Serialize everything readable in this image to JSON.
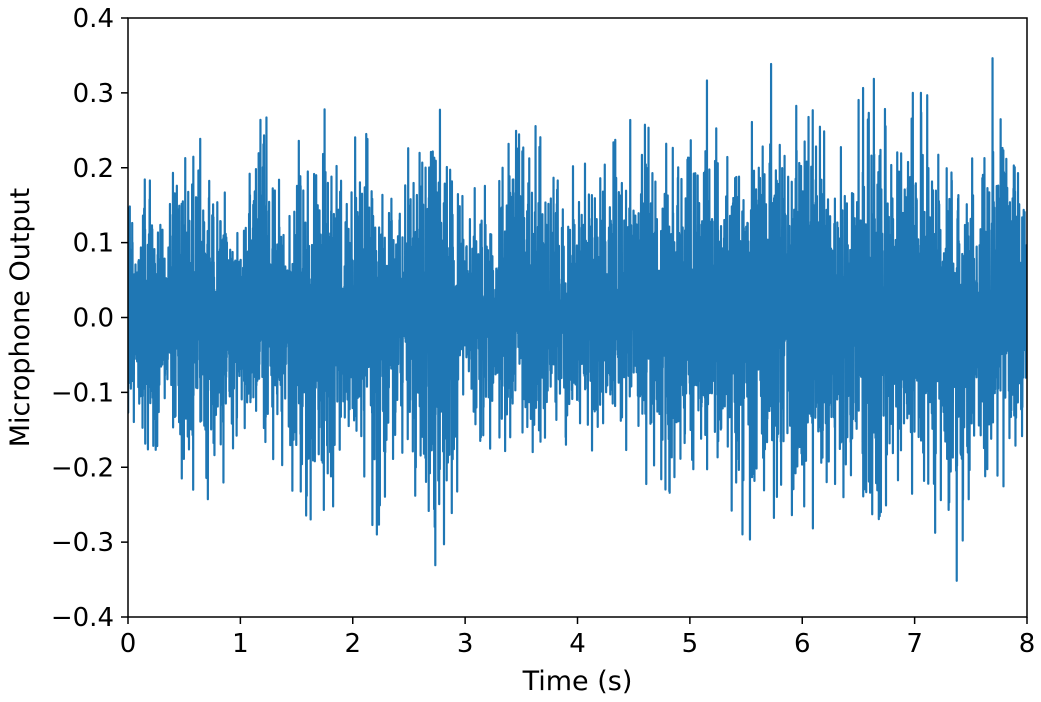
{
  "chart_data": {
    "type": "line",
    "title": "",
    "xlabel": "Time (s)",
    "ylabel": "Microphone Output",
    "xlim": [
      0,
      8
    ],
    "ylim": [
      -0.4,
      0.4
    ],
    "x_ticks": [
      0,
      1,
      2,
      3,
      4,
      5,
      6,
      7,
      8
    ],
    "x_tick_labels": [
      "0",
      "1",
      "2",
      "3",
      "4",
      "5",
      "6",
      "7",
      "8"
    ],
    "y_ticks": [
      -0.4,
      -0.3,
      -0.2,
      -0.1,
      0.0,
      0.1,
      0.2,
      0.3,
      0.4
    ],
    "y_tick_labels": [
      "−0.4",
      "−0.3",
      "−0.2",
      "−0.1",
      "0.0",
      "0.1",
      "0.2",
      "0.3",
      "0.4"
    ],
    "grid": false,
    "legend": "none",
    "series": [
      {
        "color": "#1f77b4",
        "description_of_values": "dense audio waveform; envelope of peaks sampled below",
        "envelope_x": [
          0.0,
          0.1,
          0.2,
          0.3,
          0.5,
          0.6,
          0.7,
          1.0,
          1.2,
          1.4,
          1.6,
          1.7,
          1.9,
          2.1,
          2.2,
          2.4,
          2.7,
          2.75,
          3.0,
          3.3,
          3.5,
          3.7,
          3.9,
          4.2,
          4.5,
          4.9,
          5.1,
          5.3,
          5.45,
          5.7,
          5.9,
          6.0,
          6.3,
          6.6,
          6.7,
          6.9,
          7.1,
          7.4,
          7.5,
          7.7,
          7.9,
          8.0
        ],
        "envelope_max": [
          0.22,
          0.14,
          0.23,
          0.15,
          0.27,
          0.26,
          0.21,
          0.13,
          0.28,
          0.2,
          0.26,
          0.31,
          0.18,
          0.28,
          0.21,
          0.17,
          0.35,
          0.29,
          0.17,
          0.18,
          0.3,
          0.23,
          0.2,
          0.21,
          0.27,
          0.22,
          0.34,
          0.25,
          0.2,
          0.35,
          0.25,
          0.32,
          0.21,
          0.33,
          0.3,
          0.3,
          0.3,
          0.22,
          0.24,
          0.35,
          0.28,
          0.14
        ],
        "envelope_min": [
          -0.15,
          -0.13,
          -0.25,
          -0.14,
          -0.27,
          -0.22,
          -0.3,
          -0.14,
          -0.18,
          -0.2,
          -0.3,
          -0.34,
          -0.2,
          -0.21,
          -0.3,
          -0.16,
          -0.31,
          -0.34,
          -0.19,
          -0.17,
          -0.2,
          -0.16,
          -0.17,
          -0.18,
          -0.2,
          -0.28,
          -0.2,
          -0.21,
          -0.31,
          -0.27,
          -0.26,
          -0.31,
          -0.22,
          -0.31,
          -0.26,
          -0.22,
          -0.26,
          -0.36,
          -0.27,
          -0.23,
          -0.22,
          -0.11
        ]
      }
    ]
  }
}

**What the exercise asks:** Every line of the material is to be quoted exactly, with no pictures carried over.

**Exercise result:**
Serialize everything readable in this image to JSON.
{
  "chart_data": {
    "type": "line",
    "title": "",
    "xlabel": "Time (s)",
    "ylabel": "Microphone Output",
    "xlim": [
      0,
      8
    ],
    "ylim": [
      -0.4,
      0.4
    ],
    "x_ticks": [
      0,
      1,
      2,
      3,
      4,
      5,
      6,
      7,
      8
    ],
    "x_tick_labels": [
      "0",
      "1",
      "2",
      "3",
      "4",
      "5",
      "6",
      "7",
      "8"
    ],
    "y_ticks": [
      -0.4,
      -0.3,
      -0.2,
      -0.1,
      0.0,
      0.1,
      0.2,
      0.3,
      0.4
    ],
    "y_tick_labels": [
      "−0.4",
      "−0.3",
      "−0.2",
      "−0.1",
      "0.0",
      "0.1",
      "0.2",
      "0.3",
      "0.4"
    ],
    "grid": false,
    "legend": "none",
    "series": [
      {
        "color": "#1f77b4",
        "description_of_values": "dense audio waveform; envelope of peaks sampled below",
        "envelope_x": [
          0.0,
          0.1,
          0.2,
          0.3,
          0.5,
          0.6,
          0.7,
          1.0,
          1.2,
          1.4,
          1.6,
          1.7,
          1.9,
          2.1,
          2.2,
          2.4,
          2.7,
          2.75,
          3.0,
          3.3,
          3.5,
          3.7,
          3.9,
          4.2,
          4.5,
          4.9,
          5.1,
          5.3,
          5.45,
          5.7,
          5.9,
          6.0,
          6.3,
          6.6,
          6.7,
          6.9,
          7.1,
          7.4,
          7.5,
          7.7,
          7.9,
          8.0
        ],
        "envelope_max": [
          0.22,
          0.14,
          0.23,
          0.15,
          0.27,
          0.26,
          0.21,
          0.13,
          0.28,
          0.2,
          0.26,
          0.31,
          0.18,
          0.28,
          0.21,
          0.17,
          0.35,
          0.29,
          0.17,
          0.18,
          0.3,
          0.23,
          0.2,
          0.21,
          0.27,
          0.22,
          0.34,
          0.25,
          0.2,
          0.35,
          0.25,
          0.32,
          0.21,
          0.33,
          0.3,
          0.3,
          0.3,
          0.22,
          0.24,
          0.35,
          0.28,
          0.14
        ],
        "envelope_min": [
          -0.15,
          -0.13,
          -0.25,
          -0.14,
          -0.27,
          -0.22,
          -0.3,
          -0.14,
          -0.18,
          -0.2,
          -0.3,
          -0.34,
          -0.2,
          -0.21,
          -0.3,
          -0.16,
          -0.31,
          -0.34,
          -0.19,
          -0.17,
          -0.2,
          -0.16,
          -0.17,
          -0.18,
          -0.2,
          -0.28,
          -0.2,
          -0.21,
          -0.31,
          -0.27,
          -0.26,
          -0.31,
          -0.22,
          -0.31,
          -0.26,
          -0.22,
          -0.26,
          -0.36,
          -0.27,
          -0.23,
          -0.22,
          -0.11
        ]
      }
    ]
  }
}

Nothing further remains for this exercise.